> Excerpt

## begin

Figure 1 present a transmission electron microscope (TEM) image of the smallest nanowire with 8 ± 0.5 nm diameter along with a scanning electron microscope (SEM) lateral image demonstrating the gate overlapping the nanowire and the source and drain contact regions. Whilst the Al gate is much longer than the 150 nm long nanowire, the physical gate-length of the transistor will be determined by the nanowire length as the large source and drain sections are not depleted out by the gate (see Fig. 2). The nanowires for this work were implanted using P and previous measurements on sub-10 nm nanowires in Hall bar geometry devices at T = 1.4 K^{5, 24} have indicated an activated carrier density of 9.8 × 10¹⁸ cm⁻³. This is significantly above the Mott criterion of 3.5 × 10¹⁸ cm⁻³ indicating that the material is degenerately doped and should demonstrate metallic behaviour at all temperatures¹⁶.

Figure 1

TEM and SEM images of the nanowire and transistor. (a) A cross sectional TEM image of the 8 ± 0.5 nm diameter nanowire with 16 nm SiO₂ thickness. (b) A SEM image of the gate over the top of the Si channel and parts of the source-drain regions. The nanowire length is 150 nm.

Figure 2

3D to 1D dimensional transport change with nanowire diameter. The drain current, I _D as a function of gate voltage for Si nanowires with three different diameters of 8 nm, 16 nm and 24 nm. The drain voltage, V _D  = 1.5 V and all measurements are at 293 K. The insert is an elemental map of a cross-section of the smallest nanowire, measured by TEM-EELS, which was used to determine the nanowire diameter.

## end

> Requirements
a – Repeat part of the nanowire transistor excerpt word for word, beginning at the words "3D to 1D dimensional" and stopping after "the nanowire diameter.".
b – Summarize the nanowire transistor excerpt in two sentences.
c – Write the next part of the nanowire transistor excerpt, picking up after its Figure 2 caption.
The material after the nanowire transistor excerpt isn't needed for any of this work.

> Supplied material
## begin

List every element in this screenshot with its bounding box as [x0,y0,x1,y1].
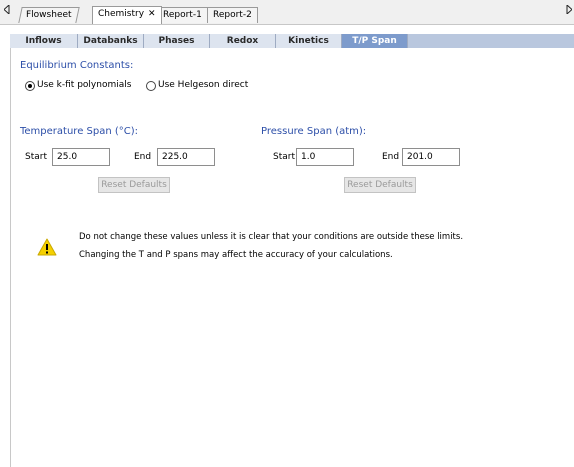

## end

> Answers
a –
3D to 1D dimensional transport change with nanowire diameter. The drain current, I _D as a function of gate voltage for Si nanowires with three different diameters of 8 nm, 16 nm and 24 nm. The drain voltage, V _D  = 1.5 V and all measurements are at 293 K. The insert is an elemental map of a cross-section of the smallest nanowire, measured by TEM-EELS, which was used to determine the nanowire diameter.

b – Figure 1 shows TEM and SEM images of a 150 nm long silicon nanowire with an 8 ± 0.5 nm diameter, and although the Al gate is much longer, the nanowire length sets the physical gate length of the transistor. The nanowires were implanted with P, and earlier measurements gave an activated carrier density of 9.8 × 10¹⁸ cm⁻³, well above the Mott criterion, so the material is degenerately doped and should show metallic behavior at all temperatures.

c –
First, we investigate the current–voltage behaviour of our junction-less transistors. We find that the devices with an 8 nm channel diameter behave nearly identically to a conventional MOSFET at 300 K, whereas the devices with larger channel diameters (16 ± 0.5 nm and 24 ± 0.5 nm) behave more like bulk, metallic conductors. Figure 2 demonstrates the drain current, I _d , versus gate voltage, V _g , for a drain voltage, V _D of + 1.5 V. The I _off is below the detection limit of the measurement setup (0.1 pA), and the on-current, I _on to I _off ratio between V _g  = −0.5 V and V _g  = +0.5 V is 1 × 10⁸, which clearly demonstrates the electrostatic depletion of charge carriers in the 8 nm diameter channel. By contrast, the same I _on /I _off ratios for the 16 nm and 24 nm channels are only 10 and 2, respectively.

The subthreshold slope (SS), which is defined as the inverse of the slope of the log of the drain current versus gate voltage below threshold is 66 mV dec⁻¹ for the 8 nm channel. The sharpness of the on-off switching ratio for these devices is close to the theoretical lower limit of SS = (k _B T/q)ln(10), which corresponds to 60 mV dec⁻¹ at T = 300 K, and is nearly equal to the best SOI trigate transistors²⁵ with SS values of 63 mV dec⁻¹. For the larger diameter channels, the subthreshold slope increases to 570 mV/dec for the 16 nm diameter nanowire and >12000 mV/dec for the 24 nm diameter nanowire. All the nanowire devices for all diameters demonstrate high I _on values (all >10 μA at 1.0 V). Setting the off-current, I _off at 100 nA/μm gate width with a gate overdrive of 1.0 V produces an I _on of 1.15 mA/μm which compares favourably to 0.61 mA/μm measured previously from 25 nm gate-length Si MOSFETs²⁶ and the 0.62 mA/μm measured from 50 nm gate-length InGaAs MOSFETs²⁷. The nanowire current has been divided by the diameter to achieve the current per unit gate width since as will be demonstrated later, the Fermi wavelength is significantly larger than the nanowire diameter indicating the electron wavefunctions completely fill the diameter of the nanowire. Higher voltages provide even higher performance: for example, I _off at 10 pA/μm with a gate overdrive of 1.8 V, the present 150 nm gate-length nanowires have 2.52 mA/μm drain current. This is significantly higher than the 0.92 mA/μm from 80 nm gate-length high-voltage 3D tri-gate MOSFETs from a 22 nm system on chip commercial technology²⁵.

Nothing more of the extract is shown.